TASK BRIEF
Swap "source-node" for "input-node" in the lines starting with the line with "source-node[interactable] [2426,154,2442,170]" and going on through the line with "source-node[interactable] [1628,67,1665,83]". Give back only those lines, with nothing else changed.

Collected data entries
·····
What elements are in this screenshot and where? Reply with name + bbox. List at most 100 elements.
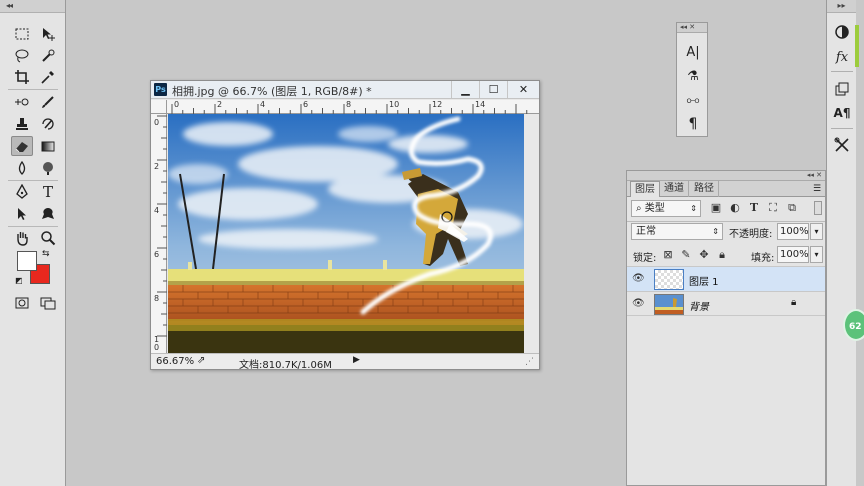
- fill-input[interactable]: 100%: [777, 246, 809, 263]
- tab-paths[interactable]: 路径: [690, 181, 719, 197]
- quick-selection-icon[interactable]: [37, 46, 59, 66]
- layers-panel: ◂◂ ✕ 图层 通道 路径 ☰ ⌕ 类型 ⇕ ▣ ◐ T ⛶ ⧉ 正常 ⇕ 不透…: [626, 170, 826, 486]
- history-brush-icon[interactable]: [37, 114, 59, 134]
- ruler-label: 8: [346, 100, 352, 109]
- toolbox-panel: ◂◂ T ⇆ ◩: [0, 0, 66, 486]
- adjustments-icon[interactable]: [832, 22, 852, 42]
- filter-adjustment-icon[interactable]: ◐: [728, 201, 742, 215]
- ruler-label: 0: [154, 118, 160, 127]
- tab-channels[interactable]: 通道: [660, 181, 689, 197]
- share-icon[interactable]: ⇗: [197, 355, 205, 366]
- lock-all-icon[interactable]: 🔒︎: [715, 248, 729, 262]
- layer-name[interactable]: 图层 1: [689, 273, 719, 288]
- filter-toggle[interactable]: [814, 201, 822, 215]
- resize-grip-icon[interactable]: ⋰: [525, 357, 534, 367]
- paragraph-styles-icon[interactable]: ⚗: [683, 67, 703, 85]
- dodge-icon[interactable]: [37, 158, 59, 178]
- character-styles-icon[interactable]: A¶: [832, 103, 852, 123]
- chevron-updown-icon: ⇕: [712, 227, 719, 236]
- layer-filter-value: 类型: [644, 203, 665, 214]
- stamp-icon[interactable]: [11, 114, 33, 134]
- zoom-level[interactable]: 66.67%: [156, 356, 194, 367]
- document-size: 文档:810.7K/1.06M: [239, 360, 332, 371]
- toolbox-collapse-grip[interactable]: ◂◂: [0, 0, 65, 13]
- filter-smart-object-icon[interactable]: ⧉: [785, 201, 799, 215]
- photoshop-logo-icon: Ps: [154, 83, 167, 96]
- floating-badge[interactable]: 62: [843, 309, 864, 341]
- eye-icon[interactable]: 👁︎: [632, 273, 646, 285]
- fill-label: 填充:: [751, 253, 775, 264]
- maximize-button[interactable]: ☐: [479, 81, 507, 98]
- swap-colors-icon[interactable]: ⇆: [42, 249, 50, 259]
- ruler-label: 12: [432, 100, 443, 109]
- layer-row[interactable]: 👁︎ 图层 1: [627, 266, 825, 291]
- default-colors-icon[interactable]: ◩: [15, 276, 23, 285]
- tool-presets-icon[interactable]: [832, 135, 852, 155]
- ruler-label: 4: [154, 206, 160, 215]
- layer-name[interactable]: 背景: [689, 298, 709, 313]
- mini-panel-dock: ◂◂ ✕ A| ⚗ ⧟ ¶: [676, 22, 708, 137]
- document-window[interactable]: Ps 相拥.jpg @ 66.7% (图层 1, RGB/8#) * ▁ ☐ ✕…: [150, 80, 540, 371]
- gradient-icon[interactable]: [37, 136, 59, 156]
- layers-panel-grip[interactable]: ◂◂ ✕: [627, 171, 825, 181]
- paths-icon[interactable]: [832, 79, 852, 99]
- character-icon[interactable]: A|: [683, 43, 703, 61]
- lock-label: 锁定:: [633, 253, 657, 264]
- lock-transparent-icon[interactable]: ⊠: [661, 248, 675, 262]
- ruler-origin[interactable]: [151, 100, 167, 114]
- tab-layers[interactable]: 图层: [630, 181, 660, 197]
- filter-pixel-icon[interactable]: ▣: [709, 201, 723, 215]
- opacity-input[interactable]: 100%: [777, 223, 809, 240]
- horizontal-ruler[interactable]: 0 2 4 6 8 10 12 14: [167, 100, 539, 114]
- photo-sculpture-rooftop: [168, 114, 524, 354]
- fill-dropdown-icon[interactable]: ▾: [810, 246, 823, 263]
- mini-panel-grip[interactable]: ◂◂ ✕: [677, 23, 707, 33]
- marquee-icon[interactable]: [11, 24, 33, 44]
- status-menu-arrow-icon[interactable]: ▶: [353, 355, 360, 365]
- crop-icon[interactable]: [11, 67, 33, 87]
- hand-icon[interactable]: [11, 228, 33, 248]
- ruler-label: 2: [217, 100, 223, 109]
- ruler-label: 8: [154, 294, 160, 303]
- right-dock-grip[interactable]: ▸▸: [827, 0, 856, 13]
- brush-icon[interactable]: [37, 92, 59, 112]
- blur-icon[interactable]: [11, 158, 33, 178]
- lock-image-icon[interactable]: ✎: [679, 248, 693, 262]
- minimize-button[interactable]: ▁: [451, 81, 479, 98]
- type-icon[interactable]: T: [37, 182, 59, 202]
- screen-mode-icon[interactable]: [37, 293, 59, 313]
- blend-mode-select[interactable]: 正常 ⇕: [631, 223, 723, 240]
- brush-presets-icon[interactable]: ⧟: [683, 91, 703, 109]
- pen-icon[interactable]: [11, 182, 33, 202]
- layer-row[interactable]: 👁︎ 背景 🔒︎: [627, 291, 825, 316]
- quick-mask-icon[interactable]: [11, 293, 33, 313]
- filter-shape-icon[interactable]: ⛶: [766, 201, 780, 215]
- blend-mode-value: 正常: [636, 226, 656, 237]
- move-icon[interactable]: [37, 24, 59, 44]
- opacity-dropdown-icon[interactable]: ▾: [810, 223, 823, 240]
- zoom-icon[interactable]: [37, 228, 59, 248]
- opacity-label: 不透明度:: [729, 229, 773, 240]
- styles-icon[interactable]: fx: [832, 47, 852, 67]
- paragraph-icon[interactable]: ¶: [683, 115, 703, 133]
- eyedropper-icon[interactable]: [37, 67, 59, 87]
- vertical-ruler[interactable]: 0 2 4 6 8 1 0: [151, 114, 167, 354]
- filter-type-icon[interactable]: T: [747, 201, 761, 215]
- lock-position-icon[interactable]: ✥: [697, 248, 711, 262]
- path-selection-icon[interactable]: [11, 204, 33, 224]
- lasso-icon[interactable]: [11, 46, 33, 66]
- document-title: 相拥.jpg @ 66.7% (图层 1, RGB/8#) *: [172, 85, 372, 98]
- custom-shape-icon[interactable]: [37, 204, 59, 224]
- ruler-label: 6: [303, 100, 309, 109]
- foreground-color-swatch[interactable]: [17, 251, 37, 271]
- document-status-bar: 66.67% ⇗ 文档:810.7K/1.06M ▶ ⋰: [151, 353, 539, 371]
- panel-menu-icon[interactable]: ☰: [813, 184, 821, 194]
- layer-thumbnail: [654, 294, 684, 315]
- close-button[interactable]: ✕: [507, 81, 539, 98]
- layer-filter-select[interactable]: ⌕ 类型 ⇕: [631, 200, 701, 217]
- document-title-bar[interactable]: Ps 相拥.jpg @ 66.7% (图层 1, RGB/8#) * ▁ ☐ ✕: [151, 81, 539, 99]
- image-canvas[interactable]: [168, 114, 524, 354]
- healing-icon[interactable]: [11, 92, 33, 112]
- eraser-icon[interactable]: [11, 136, 33, 156]
- eye-icon[interactable]: 👁︎: [632, 298, 646, 310]
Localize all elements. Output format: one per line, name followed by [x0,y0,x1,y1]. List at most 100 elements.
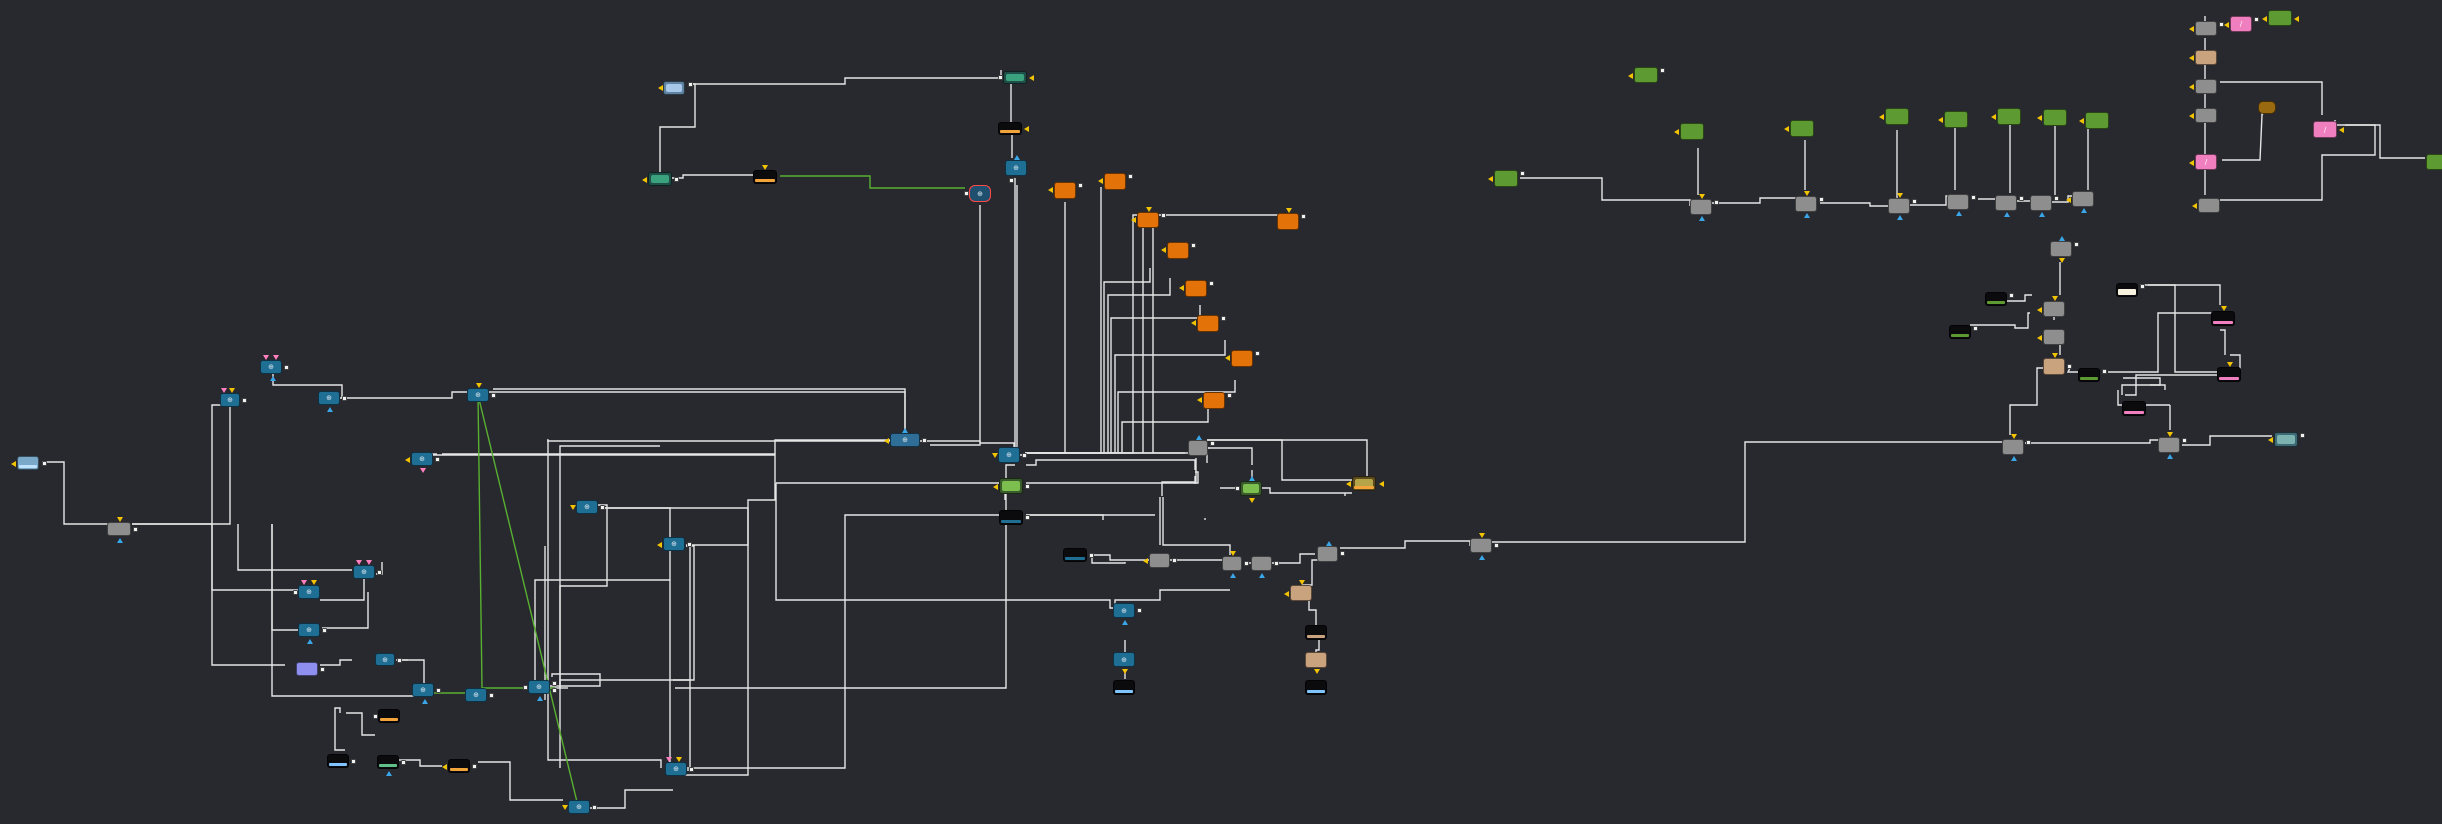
source-node[interactable] [2426,154,2442,170]
image-node[interactable] [993,478,1030,494]
merge-node[interactable] [1251,556,1279,578]
image-node[interactable] [2268,432,2305,447]
source-node[interactable] [1628,67,1665,83]
transform-node[interactable]: ⊕ [260,355,289,381]
shape-node[interactable] [1179,280,1214,297]
source-node[interactable] [1879,108,1909,125]
image-node[interactable] [1346,476,1384,491]
shape-node[interactable] [1131,207,1166,228]
merge-node[interactable] [1690,194,1719,221]
loader-node[interactable] [998,122,1029,135]
loader-node[interactable] [1113,680,1135,695]
merge-node[interactable] [2037,296,2065,317]
background-node[interactable] [296,662,325,676]
merge-node[interactable] [1947,194,1976,216]
merge-node[interactable] [1795,191,1824,218]
merge-node[interactable] [1222,551,1249,578]
loader-node[interactable] [753,165,777,184]
image-node[interactable] [998,71,1034,84]
merge-node[interactable] [2158,432,2187,459]
merge-node[interactable] [1143,553,1177,568]
node-graph-canvas[interactable]: ⊕ ⊕ ⊕ ⊕ ⊕ ⊕ ⊕ ⊕ ⊕ ⊕ ⊕ ⊕ ⊕ ⊕ ⊕ ⊕ ⊕ ⊕ ⊕ ⊕ … [0,0,2442,824]
brightness-contrast-node[interactable]: / [2189,154,2217,170]
loader-node[interactable] [377,755,406,776]
loader-node[interactable] [373,709,400,723]
merge-node[interactable] [2189,79,2217,94]
source-node[interactable] [2079,112,2109,129]
merge-node[interactable] [1317,541,1345,562]
source-node[interactable] [1991,108,2021,125]
shape-node[interactable] [1191,315,1226,332]
merge-node[interactable] [1995,195,2024,217]
source-node[interactable] [2262,10,2299,26]
merge-node[interactable] [2030,195,2059,217]
merge-node[interactable] [1188,435,1215,456]
transform-node[interactable]: ⊕ [298,623,327,644]
merge-node[interactable] [2037,329,2065,345]
tool-node[interactable] [2189,50,2217,65]
tool-node[interactable] [2043,353,2072,375]
tool-node[interactable] [1284,580,1312,601]
transform-node[interactable]: ⊕ [570,500,605,514]
brightness-contrast-node[interactable]: / [2224,16,2259,32]
transform-node[interactable]: ⊕ [220,388,247,407]
image-node[interactable] [11,456,47,470]
transform-node-selected[interactable]: ⊕ [964,185,991,202]
tool-node[interactable] [2258,101,2276,114]
loader-node[interactable] [2116,283,2145,297]
loader-node[interactable] [1985,292,2014,306]
merge-node[interactable] [2002,434,2031,461]
merge-node[interactable] [2192,198,2220,213]
merge-node[interactable] [2066,191,2094,213]
shape-node[interactable] [1225,350,1260,367]
shape-node[interactable] [1048,182,1083,199]
transform-node[interactable]: ⊕ [1113,652,1135,674]
source-node[interactable] [1488,170,1525,187]
merge-node[interactable] [107,517,138,543]
transform-node[interactable]: ⊕ [523,680,557,701]
loader-node[interactable] [1305,625,1327,640]
source-node[interactable] [2037,109,2067,126]
transform-node[interactable]: ⊕ [562,800,597,814]
transform-node[interactable]: ⊕ [405,452,440,473]
transform-node[interactable]: ⊕ [412,683,441,704]
source-node[interactable] [1784,120,1814,137]
transform-node[interactable]: ⊕ [1005,155,1027,183]
loader-node[interactable] [999,510,1030,525]
shape-node[interactable] [1277,208,1306,230]
loader-node[interactable] [327,754,356,768]
shape-node[interactable] [1161,242,1196,259]
loader-node[interactable] [2211,306,2235,326]
image-node[interactable] [642,172,679,186]
merge-node[interactable] [2189,21,2224,36]
source-node[interactable] [1938,111,1968,128]
transform-node[interactable]: ⊕ [353,560,382,579]
transform-node[interactable]: ⊕ [1113,603,1142,625]
source-node[interactable] [1674,123,1704,140]
loader-node[interactable] [442,759,477,773]
loader-node[interactable] [2078,368,2107,382]
loader-node[interactable] [1305,680,1327,695]
image-node[interactable] [658,81,693,95]
transform-node[interactable]: ⊕ [293,580,320,599]
merge-node[interactable] [1888,193,1917,220]
transform-node[interactable]: ⊕ [665,757,694,776]
merge-node[interactable] [1470,533,1499,560]
merge-node[interactable] [2050,236,2079,263]
loader-node[interactable] [1949,325,1978,339]
tool-node[interactable] [1305,652,1327,674]
merge-node[interactable] [2189,108,2217,123]
transform-node[interactable]: ⊕ [465,688,494,702]
transform-node[interactable]: ⊕ [884,428,927,447]
shape-node[interactable] [1098,173,1133,190]
shape-node[interactable] [1197,392,1232,409]
transform-node[interactable]: ⊕ [375,653,402,666]
transform-node[interactable]: ⊕ [657,537,692,551]
loader-node[interactable] [2217,362,2241,382]
loader-node[interactable] [2122,401,2146,416]
transform-node[interactable]: ⊕ [467,383,496,402]
image-node[interactable] [1235,476,1262,503]
transform-node[interactable]: ⊕ [992,447,1027,463]
transform-node[interactable]: ⊕ [318,391,347,412]
brightness-contrast-node[interactable]: / [2313,121,2344,138]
·····
THE OUTPUT
input-node[interactable] [2426,154,2442,170]
image-node[interactable] [993,478,1030,494]
merge-node[interactable] [1251,556,1279,578]
image-node[interactable] [2268,432,2305,447]
input-node[interactable] [1628,67,1665,83]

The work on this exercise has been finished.